BEGIN GIVEN DATA

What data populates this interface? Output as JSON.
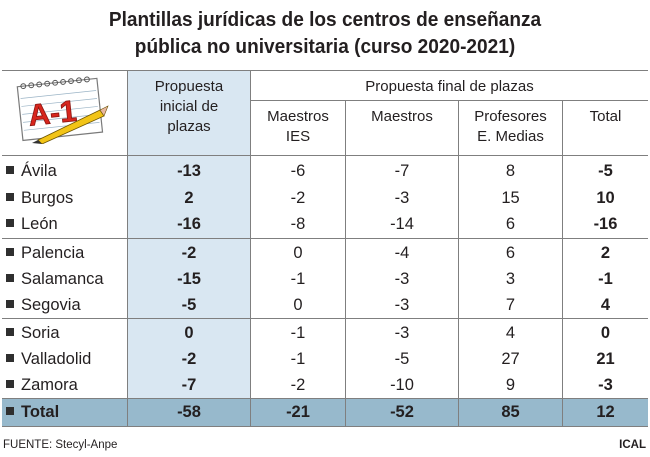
{
  "title": {
    "line1": "Plantillas jurídicas de los centros de enseñanza",
    "line2": "pública no universitaria (curso 2020-2021)"
  },
  "logo_text": "A-1",
  "header": {
    "propuesta_inicial": [
      "Propuesta",
      "inicial de",
      "plazas"
    ],
    "propuesta_final": "Propuesta final de plazas",
    "maestros_ies": [
      "Maestros",
      "IES"
    ],
    "maestros": "Maestros",
    "profesores": [
      "Profesores",
      "E. Medias"
    ],
    "total": "Total"
  },
  "rows": [
    {
      "name": "Ávila",
      "inicial": "-13",
      "ies": "-6",
      "maestros": "-7",
      "profesores": "8",
      "total": "-5"
    },
    {
      "name": "Burgos",
      "inicial": "2",
      "ies": "-2",
      "maestros": "-3",
      "profesores": "15",
      "total": "10"
    },
    {
      "name": "León",
      "inicial": "-16",
      "ies": "-8",
      "maestros": "-14",
      "profesores": "6",
      "total": "-16"
    },
    {
      "name": "Palencia",
      "inicial": "-2",
      "ies": "0",
      "maestros": "-4",
      "profesores": "6",
      "total": "2"
    },
    {
      "name": "Salamanca",
      "inicial": "-15",
      "ies": "-1",
      "maestros": "-3",
      "profesores": "3",
      "total": "-1"
    },
    {
      "name": "Segovia",
      "inicial": "-5",
      "ies": "0",
      "maestros": "-3",
      "profesores": "7",
      "total": "4"
    },
    {
      "name": "Soria",
      "inicial": "0",
      "ies": "-1",
      "maestros": "-3",
      "profesores": "4",
      "total": "0"
    },
    {
      "name": "Valladolid",
      "inicial": "-2",
      "ies": "-1",
      "maestros": "-5",
      "profesores": "27",
      "total": "21"
    },
    {
      "name": "Zamora",
      "inicial": "-7",
      "ies": "-2",
      "maestros": "-10",
      "profesores": "9",
      "total": "-3"
    }
  ],
  "total_row": {
    "name": "Total",
    "inicial": "-58",
    "ies": "-21",
    "maestros": "-52",
    "profesores": "85",
    "total": "12"
  },
  "footer": {
    "source": "FUENTE: Stecyl-Anpe",
    "agency": "ICAL"
  },
  "colors": {
    "highlight_column": "#d9e7f2",
    "total_row": "#97b9cc",
    "logo_red": "#d7261e",
    "pencil_yellow": "#f2c417"
  }
}
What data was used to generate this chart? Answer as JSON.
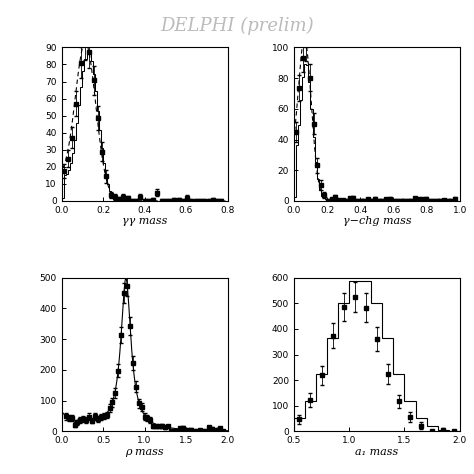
{
  "title": "DELPHI (prelim)",
  "title_color": "#bbbbbb",
  "background_color": "#ffffff",
  "panel1": {
    "xlabel": "γγ mass",
    "xlim": [
      0,
      0.8
    ],
    "ylim": [
      0,
      90
    ],
    "yticks": [
      0,
      10,
      20,
      30,
      40,
      50,
      60,
      70,
      80,
      90
    ],
    "xticks": [
      0,
      0.2,
      0.4,
      0.6,
      0.8
    ]
  },
  "panel2": {
    "xlabel": "γ−chg mass",
    "xlim": [
      0,
      1.0
    ],
    "ylim": [
      0,
      100
    ],
    "yticks": [
      0,
      20,
      40,
      60,
      80,
      100
    ],
    "xticks": [
      0,
      0.2,
      0.4,
      0.6,
      0.8,
      1.0
    ]
  },
  "panel3": {
    "xlabel": "ρ mass",
    "xlim": [
      0,
      2.0
    ],
    "ylim": [
      0,
      500
    ],
    "yticks": [
      0,
      100,
      200,
      300,
      400,
      500
    ],
    "xticks": [
      0,
      0.5,
      1.0,
      1.5,
      2.0
    ]
  },
  "panel4": {
    "xlabel": "a₁ mass",
    "xlim": [
      0.5,
      2.0
    ],
    "ylim": [
      0,
      600
    ],
    "yticks": [
      0,
      100,
      200,
      300,
      400,
      500,
      600
    ],
    "xticks": [
      0.5,
      1.0,
      1.5,
      2.0
    ]
  }
}
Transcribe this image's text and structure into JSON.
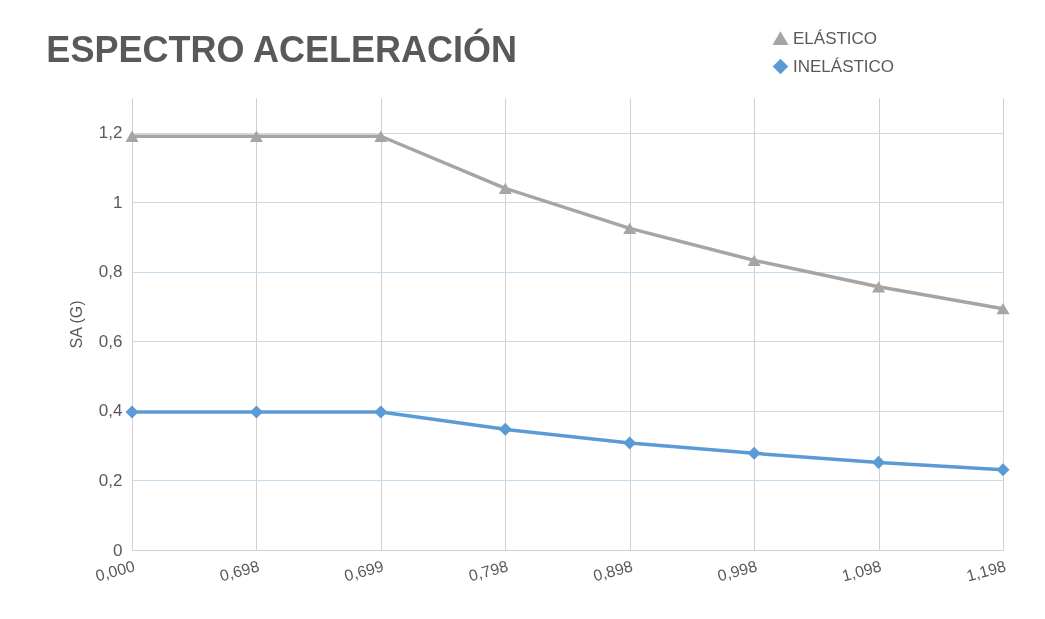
{
  "chart_data": {
    "type": "line",
    "title": "ESPECTRO ACELERACIÓN",
    "ylabel": "SA (G)",
    "categories": [
      "0,000",
      "0,698",
      "0,699",
      "0,798",
      "0,898",
      "0,998",
      "1,098",
      "1,198"
    ],
    "series": [
      {
        "name": "ELÁSTICO",
        "color": "#a5a5a5",
        "marker": "triangle",
        "values": [
          1.19,
          1.19,
          1.19,
          1.04,
          0.925,
          0.833,
          0.757,
          0.694
        ]
      },
      {
        "name": "INELÁSTICO",
        "color": "#5b9bd5",
        "marker": "diamond",
        "values": [
          0.397,
          0.397,
          0.397,
          0.347,
          0.308,
          0.278,
          0.252,
          0.231
        ]
      }
    ],
    "ylim": [
      0,
      1.3
    ],
    "yticks": [
      0,
      {
        "value": 0.2,
        "label": "0,2"
      },
      {
        "value": 0.4,
        "label": "0,4"
      },
      {
        "value": 0.6,
        "label": "0,6"
      },
      {
        "value": 0.8,
        "label": "0,8"
      },
      1,
      {
        "value": 1.2,
        "label": "1,2"
      }
    ],
    "grid": true,
    "legend": "top right",
    "line_style": "solid"
  }
}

END GIVEN DATA

• _GIVEN EXERCISE_
Every entry must be written out exactly, with all pictures left out.

• _ANSWER IN FULL_
What data populates this interface? Output as JSON.
{
  "title": {
    "line1": "Plantillas jurídicas de los centros de enseñanza",
    "line2": "pública no universitaria (curso 2020-2021)"
  },
  "logo_text": "A-1",
  "header": {
    "propuesta_inicial": [
      "Propuesta",
      "inicial de",
      "plazas"
    ],
    "propuesta_final": "Propuesta final de plazas",
    "maestros_ies": [
      "Maestros",
      "IES"
    ],
    "maestros": "Maestros",
    "profesores": [
      "Profesores",
      "E. Medias"
    ],
    "total": "Total"
  },
  "rows": [
    {
      "name": "Ávila",
      "inicial": "-13",
      "ies": "-6",
      "maestros": "-7",
      "profesores": "8",
      "total": "-5"
    },
    {
      "name": "Burgos",
      "inicial": "2",
      "ies": "-2",
      "maestros": "-3",
      "profesores": "15",
      "total": "10"
    },
    {
      "name": "León",
      "inicial": "-16",
      "ies": "-8",
      "maestros": "-14",
      "profesores": "6",
      "total": "-16"
    },
    {
      "name": "Palencia",
      "inicial": "-2",
      "ies": "0",
      "maestros": "-4",
      "profesores": "6",
      "total": "2"
    },
    {
      "name": "Salamanca",
      "inicial": "-15",
      "ies": "-1",
      "maestros": "-3",
      "profesores": "3",
      "total": "-1"
    },
    {
      "name": "Segovia",
      "inicial": "-5",
      "ies": "0",
      "maestros": "-3",
      "profesores": "7",
      "total": "4"
    },
    {
      "name": "Soria",
      "inicial": "0",
      "ies": "-1",
      "maestros": "-3",
      "profesores": "4",
      "total": "0"
    },
    {
      "name": "Valladolid",
      "inicial": "-2",
      "ies": "-1",
      "maestros": "-5",
      "profesores": "27",
      "total": "21"
    },
    {
      "name": "Zamora",
      "inicial": "-7",
      "ies": "-2",
      "maestros": "-10",
      "profesores": "9",
      "total": "-3"
    }
  ],
  "total_row": {
    "name": "Total",
    "inicial": "-58",
    "ies": "-21",
    "maestros": "-52",
    "profesores": "85",
    "total": "12"
  },
  "footer": {
    "source": "FUENTE: Stecyl-Anpe",
    "agency": "ICAL"
  },
  "colors": {
    "highlight_column": "#d9e7f2",
    "total_row": "#97b9cc",
    "logo_red": "#d7261e",
    "pencil_yellow": "#f2c417"
  }
}
What data was used to generate this chart? Answer as JSON.
{
  "title": "DELPHI (prelim)",
  "title_color": "#bbbbbb",
  "background_color": "#ffffff",
  "panel1": {
    "xlabel": "γγ mass",
    "xlim": [
      0,
      0.8
    ],
    "ylim": [
      0,
      90
    ],
    "yticks": [
      0,
      10,
      20,
      30,
      40,
      50,
      60,
      70,
      80,
      90
    ],
    "xticks": [
      0,
      0.2,
      0.4,
      0.6,
      0.8
    ]
  },
  "panel2": {
    "xlabel": "γ−chg mass",
    "xlim": [
      0,
      1.0
    ],
    "ylim": [
      0,
      100
    ],
    "yticks": [
      0,
      20,
      40,
      60,
      80,
      100
    ],
    "xticks": [
      0,
      0.2,
      0.4,
      0.6,
      0.8,
      1.0
    ]
  },
  "panel3": {
    "xlabel": "ρ mass",
    "xlim": [
      0,
      2.0
    ],
    "ylim": [
      0,
      500
    ],
    "yticks": [
      0,
      100,
      200,
      300,
      400,
      500
    ],
    "xticks": [
      0,
      0.5,
      1.0,
      1.5,
      2.0
    ]
  },
  "panel4": {
    "xlabel": "a₁ mass",
    "xlim": [
      0.5,
      2.0
    ],
    "ylim": [
      0,
      600
    ],
    "yticks": [
      0,
      100,
      200,
      300,
      400,
      500,
      600
    ],
    "xticks": [
      0.5,
      1.0,
      1.5,
      2.0
    ]
  }
}
Transcribe this image's text and structure into JSON.
{
  "chart_data": {
    "type": "line",
    "title": "ESPECTRO ACELERACIÓN",
    "ylabel": "SA (G)",
    "categories": [
      "0,000",
      "0,698",
      "0,699",
      "0,798",
      "0,898",
      "0,998",
      "1,098",
      "1,198"
    ],
    "series": [
      {
        "name": "ELÁSTICO",
        "color": "#a5a5a5",
        "marker": "triangle",
        "values": [
          1.19,
          1.19,
          1.19,
          1.04,
          0.925,
          0.833,
          0.757,
          0.694
        ]
      },
      {
        "name": "INELÁSTICO",
        "color": "#5b9bd5",
        "marker": "diamond",
        "values": [
          0.397,
          0.397,
          0.397,
          0.347,
          0.308,
          0.278,
          0.252,
          0.231
        ]
      }
    ],
    "ylim": [
      0,
      1.3
    ],
    "yticks": [
      0,
      {
        "value": 0.2,
        "label": "0,2"
      },
      {
        "value": 0.4,
        "label": "0,4"
      },
      {
        "value": 0.6,
        "label": "0,6"
      },
      {
        "value": 0.8,
        "label": "0,8"
      },
      1,
      {
        "value": 1.2,
        "label": "1,2"
      }
    ],
    "grid": true,
    "legend": "top right",
    "line_style": "solid"
  }
}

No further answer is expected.